§ WHAT TO WORK ON
Would you output the whole listing below, exactly as it reads?

Dataset entries:
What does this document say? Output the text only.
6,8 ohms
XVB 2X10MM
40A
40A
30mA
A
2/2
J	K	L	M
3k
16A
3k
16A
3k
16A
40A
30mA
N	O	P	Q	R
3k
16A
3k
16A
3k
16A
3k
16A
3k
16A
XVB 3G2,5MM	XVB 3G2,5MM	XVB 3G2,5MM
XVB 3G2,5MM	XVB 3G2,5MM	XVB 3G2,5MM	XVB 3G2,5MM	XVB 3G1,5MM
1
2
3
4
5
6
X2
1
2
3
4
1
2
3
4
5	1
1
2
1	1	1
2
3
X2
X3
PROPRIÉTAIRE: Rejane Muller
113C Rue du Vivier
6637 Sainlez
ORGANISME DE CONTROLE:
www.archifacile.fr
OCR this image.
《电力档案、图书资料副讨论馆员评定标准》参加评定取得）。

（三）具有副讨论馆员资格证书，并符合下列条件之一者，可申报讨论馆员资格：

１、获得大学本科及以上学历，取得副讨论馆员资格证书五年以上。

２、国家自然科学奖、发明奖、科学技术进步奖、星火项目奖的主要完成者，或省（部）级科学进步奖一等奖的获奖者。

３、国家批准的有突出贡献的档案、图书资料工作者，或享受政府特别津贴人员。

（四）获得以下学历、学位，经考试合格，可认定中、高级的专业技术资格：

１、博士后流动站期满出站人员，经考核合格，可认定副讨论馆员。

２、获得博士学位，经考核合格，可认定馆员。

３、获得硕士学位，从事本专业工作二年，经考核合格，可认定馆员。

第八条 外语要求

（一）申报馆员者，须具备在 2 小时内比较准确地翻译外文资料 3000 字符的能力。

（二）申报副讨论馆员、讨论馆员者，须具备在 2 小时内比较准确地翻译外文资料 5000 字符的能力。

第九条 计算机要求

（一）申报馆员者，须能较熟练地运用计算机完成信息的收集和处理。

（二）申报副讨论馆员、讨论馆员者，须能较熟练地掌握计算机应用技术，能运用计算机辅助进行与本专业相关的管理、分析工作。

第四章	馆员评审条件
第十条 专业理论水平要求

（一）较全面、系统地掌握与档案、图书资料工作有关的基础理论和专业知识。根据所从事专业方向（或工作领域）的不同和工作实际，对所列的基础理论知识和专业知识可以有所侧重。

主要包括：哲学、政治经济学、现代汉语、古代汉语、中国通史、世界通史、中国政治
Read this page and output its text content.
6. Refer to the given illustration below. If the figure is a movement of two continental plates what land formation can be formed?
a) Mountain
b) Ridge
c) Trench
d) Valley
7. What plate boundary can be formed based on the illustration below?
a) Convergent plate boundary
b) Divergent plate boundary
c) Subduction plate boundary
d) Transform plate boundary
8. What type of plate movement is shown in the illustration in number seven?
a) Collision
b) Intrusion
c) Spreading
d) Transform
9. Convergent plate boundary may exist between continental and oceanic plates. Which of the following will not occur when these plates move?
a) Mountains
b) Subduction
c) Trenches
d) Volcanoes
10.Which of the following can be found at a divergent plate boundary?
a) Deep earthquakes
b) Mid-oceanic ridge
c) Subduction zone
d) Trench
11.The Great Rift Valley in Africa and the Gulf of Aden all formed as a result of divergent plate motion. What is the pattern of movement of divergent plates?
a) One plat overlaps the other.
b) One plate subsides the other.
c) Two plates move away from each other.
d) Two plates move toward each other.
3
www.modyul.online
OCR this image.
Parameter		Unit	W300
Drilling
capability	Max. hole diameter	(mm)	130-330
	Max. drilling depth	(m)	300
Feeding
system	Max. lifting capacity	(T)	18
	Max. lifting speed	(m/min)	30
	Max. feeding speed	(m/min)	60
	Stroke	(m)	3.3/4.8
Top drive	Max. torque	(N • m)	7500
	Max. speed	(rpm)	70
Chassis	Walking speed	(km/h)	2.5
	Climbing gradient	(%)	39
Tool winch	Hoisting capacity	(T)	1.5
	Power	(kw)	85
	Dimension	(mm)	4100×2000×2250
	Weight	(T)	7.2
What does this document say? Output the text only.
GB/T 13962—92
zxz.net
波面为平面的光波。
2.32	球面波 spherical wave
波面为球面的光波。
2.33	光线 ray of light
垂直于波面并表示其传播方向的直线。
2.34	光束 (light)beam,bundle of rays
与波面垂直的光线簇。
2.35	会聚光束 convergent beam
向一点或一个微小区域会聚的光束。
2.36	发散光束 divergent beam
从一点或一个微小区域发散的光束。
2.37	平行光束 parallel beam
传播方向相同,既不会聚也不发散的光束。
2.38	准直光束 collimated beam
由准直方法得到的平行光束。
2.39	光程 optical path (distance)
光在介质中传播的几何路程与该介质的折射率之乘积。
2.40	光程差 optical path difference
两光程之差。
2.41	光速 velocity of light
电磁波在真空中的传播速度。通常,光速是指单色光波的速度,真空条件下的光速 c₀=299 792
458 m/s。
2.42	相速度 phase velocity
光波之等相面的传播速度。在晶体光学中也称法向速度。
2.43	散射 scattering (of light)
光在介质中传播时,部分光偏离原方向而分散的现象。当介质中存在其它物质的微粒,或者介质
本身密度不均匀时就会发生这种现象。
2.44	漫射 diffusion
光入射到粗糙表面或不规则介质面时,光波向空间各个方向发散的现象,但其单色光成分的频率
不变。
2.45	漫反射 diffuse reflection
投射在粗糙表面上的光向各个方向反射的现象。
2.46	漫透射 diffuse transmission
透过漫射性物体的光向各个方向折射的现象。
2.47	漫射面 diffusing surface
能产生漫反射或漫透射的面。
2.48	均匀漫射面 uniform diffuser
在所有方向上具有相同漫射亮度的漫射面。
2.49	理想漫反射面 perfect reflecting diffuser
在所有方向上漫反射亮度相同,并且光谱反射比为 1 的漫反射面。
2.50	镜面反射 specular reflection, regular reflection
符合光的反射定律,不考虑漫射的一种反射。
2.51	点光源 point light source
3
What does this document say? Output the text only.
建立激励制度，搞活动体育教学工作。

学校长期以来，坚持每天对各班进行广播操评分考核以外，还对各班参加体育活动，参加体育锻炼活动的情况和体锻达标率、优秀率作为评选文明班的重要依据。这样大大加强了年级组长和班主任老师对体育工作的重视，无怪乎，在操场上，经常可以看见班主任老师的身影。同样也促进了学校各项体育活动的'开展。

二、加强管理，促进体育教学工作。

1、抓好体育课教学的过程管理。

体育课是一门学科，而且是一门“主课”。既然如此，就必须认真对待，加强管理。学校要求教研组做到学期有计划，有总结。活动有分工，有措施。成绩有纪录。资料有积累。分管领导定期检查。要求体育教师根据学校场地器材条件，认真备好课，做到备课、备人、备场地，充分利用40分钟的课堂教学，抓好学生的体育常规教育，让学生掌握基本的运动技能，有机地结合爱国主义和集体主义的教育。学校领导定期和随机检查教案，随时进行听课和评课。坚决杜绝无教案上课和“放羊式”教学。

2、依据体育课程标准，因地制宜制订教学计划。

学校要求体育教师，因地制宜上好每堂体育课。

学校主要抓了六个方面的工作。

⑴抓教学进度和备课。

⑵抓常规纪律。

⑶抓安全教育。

§ PROBLEM SOLUTION
What does this document say? Output the text only.
6,8 ohms
XVB 2X10MM
40A
40A
30mA
A
2/2
J	K	L	M
3k
16A
3k
16A
3k
16A
40A
30mA
N	O	P	Q	R
3k
16A
3k
16A
3k
16A
3k
16A
3k
16A
XVB 3G2,5MM	XVB 3G2,5MM	XVB 3G2,5MM
XVB 3G2,5MM	XVB 3G2,5MM	XVB 3G2,5MM	XVB 3G2,5MM	XVB 3G1,5MM
1
2
3
4
5
6
X2
1
2
3
4
1
2
3
4
5	1
1
2
1	1	1
2
3
X2
X3
PROPRIÉTAIRE: Rejane Muller
113C Rue du Vivier
6637 Sainlez
ORGANISME DE CONTROLE:
www.archifacile.fr
OCR this image.
《电力档案、图书资料副讨论馆员评定标准》参加评定取得）。

（三）具有副讨论馆员资格证书，并符合下列条件之一者，可申报讨论馆员资格：

１、获得大学本科及以上学历，取得副讨论馆员资格证书五年以上。

２、国家自然科学奖、发明奖、科学技术进步奖、星火项目奖的主要完成者，或省（部）级科学进步奖一等奖的获奖者。

３、国家批准的有突出贡献的档案、图书资料工作者，或享受政府特别津贴人员。

（四）获得以下学历、学位，经考试合格，可认定中、高级的专业技术资格：

１、博士后流动站期满出站人员，经考核合格，可认定副讨论馆员。

２、获得博士学位，经考核合格，可认定馆员。

３、获得硕士学位，从事本专业工作二年，经考核合格，可认定馆员。

第八条 外语要求

（一）申报馆员者，须具备在 2 小时内比较准确地翻译外文资料 3000 字符的能力。

（二）申报副讨论馆员、讨论馆员者，须具备在 2 小时内比较准确地翻译外文资料 5000 字符的能力。

第九条 计算机要求

（一）申报馆员者，须能较熟练地运用计算机完成信息的收集和处理。

（二）申报副讨论馆员、讨论馆员者，须能较熟练地掌握计算机应用技术，能运用计算机辅助进行与本专业相关的管理、分析工作。

第四章	馆员评审条件
第十条 专业理论水平要求

（一）较全面、系统地掌握与档案、图书资料工作有关的基础理论和专业知识。根据所从事专业方向（或工作领域）的不同和工作实际，对所列的基础理论知识和专业知识可以有所侧重。

主要包括：哲学、政治经济学、现代汉语、古代汉语、中国通史、世界通史、中国政治
Read this page and output its text content.
6. Refer to the given illustration below. If the figure is a movement of two continental plates what land formation can be formed?
a) Mountain
b) Ridge
c) Trench
d) Valley
7. What plate boundary can be formed based on the illustration below?
a) Convergent plate boundary
b) Divergent plate boundary
c) Subduction plate boundary
d) Transform plate boundary
8. What type of plate movement is shown in the illustration in number seven?
a) Collision
b) Intrusion
c) Spreading
d) Transform
9. Convergent plate boundary may exist between continental and oceanic plates. Which of the following will not occur when these plates move?
a) Mountains
b) Subduction
c) Trenches
d) Volcanoes
10.Which of the following can be found at a divergent plate boundary?
a) Deep earthquakes
b) Mid-oceanic ridge
c) Subduction zone
d) Trench
11.The Great Rift Valley in Africa and the Gulf of Aden all formed as a result of divergent plate motion. What is the pattern of movement of divergent plates?
a) One plat overlaps the other.
b) One plate subsides the other.
c) Two plates move away from each other.
d) Two plates move toward each other.
3
www.modyul.online
OCR this image.
Parameter		Unit	W300
Drilling
capability	Max. hole diameter	(mm)	130-330
	Max. drilling depth	(m)	300
Feeding
system	Max. lifting capacity	(T)	18
	Max. lifting speed	(m/min)	30
	Max. feeding speed	(m/min)	60
	Stroke	(m)	3.3/4.8
Top drive	Max. torque	(N • m)	7500
	Max. speed	(rpm)	70
Chassis	Walking speed	(km/h)	2.5
	Climbing gradient	(%)	39
Tool winch	Hoisting capacity	(T)	1.5
	Power	(kw)	85
	Dimension	(mm)	4100×2000×2250
	Weight	(T)	7.2
What does this document say? Output the text only.
GB/T 13962—92
zxz.net
波面为平面的光波。
2.32	球面波 spherical wave
波面为球面的光波。
2.33	光线 ray of light
垂直于波面并表示其传播方向的直线。
2.34	光束 (light)beam,bundle of rays
与波面垂直的光线簇。
2.35	会聚光束 convergent beam
向一点或一个微小区域会聚的光束。
2.36	发散光束 divergent beam
从一点或一个微小区域发散的光束。
2.37	平行光束 parallel beam
传播方向相同,既不会聚也不发散的光束。
2.38	准直光束 collimated beam
由准直方法得到的平行光束。
2.39	光程 optical path (distance)
光在介质中传播的几何路程与该介质的折射率之乘积。
2.40	光程差 optical path difference
两光程之差。
2.41	光速 velocity of light
电磁波在真空中的传播速度。通常,光速是指单色光波的速度,真空条件下的光速 c₀=299 792
458 m/s。
2.42	相速度 phase velocity
光波之等相面的传播速度。在晶体光学中也称法向速度。
2.43	散射 scattering (of light)
光在介质中传播时,部分光偏离原方向而分散的现象。当介质中存在其它物质的微粒,或者介质
本身密度不均匀时就会发生这种现象。
2.44	漫射 diffusion
光入射到粗糙表面或不规则介质面时,光波向空间各个方向发散的现象,但其单色光成分的频率
不变。
2.45	漫反射 diffuse reflection
投射在粗糙表面上的光向各个方向反射的现象。
2.46	漫透射 diffuse transmission
透过漫射性物体的光向各个方向折射的现象。
2.47	漫射面 diffusing surface
能产生漫反射或漫透射的面。
2.48	均匀漫射面 uniform diffuser
在所有方向上具有相同漫射亮度的漫射面。
2.49	理想漫反射面 perfect reflecting diffuser
在所有方向上漫反射亮度相同,并且光谱反射比为 1 的漫反射面。
2.50	镜面反射 specular reflection, regular reflection
符合光的反射定律,不考虑漫射的一种反射。
2.51	点光源 point light source
3
What does this document say? Output the text only.
建立激励制度，搞活动体育教学工作。

学校长期以来，坚持每天对各班进行广播操评分考核以外，还对各班参加体育活动，参加体育锻炼活动的情况和体锻达标率、优秀率作为评选文明班的重要依据。这样大大加强了年级组长和班主任老师对体育工作的重视，无怪乎，在操场上，经常可以看见班主任老师的身影。同样也促进了学校各项体育活动的'开展。

二、加强管理，促进体育教学工作。

1、抓好体育课教学的过程管理。

体育课是一门学科，而且是一门“主课”。既然如此，就必须认真对待，加强管理。学校要求教研组做到学期有计划，有总结。活动有分工，有措施。成绩有纪录。资料有积累。分管领导定期检查。要求体育教师根据学校场地器材条件，认真备好课，做到备课、备人、备场地，充分利用40分钟的课堂教学，抓好学生的体育常规教育，让学生掌握基本的运动技能，有机地结合爱国主义和集体主义的教育。学校领导定期和随机检查教案，随时进行听课和评课。坚决杜绝无教案上课和“放羊式”教学。

2、依据体育课程标准，因地制宜制订教学计划。

学校要求体育教师，因地制宜上好每堂体育课。

学校主要抓了六个方面的工作。

⑴抓教学进度和备课。

⑵抓常规纪律。

⑶抓安全教育。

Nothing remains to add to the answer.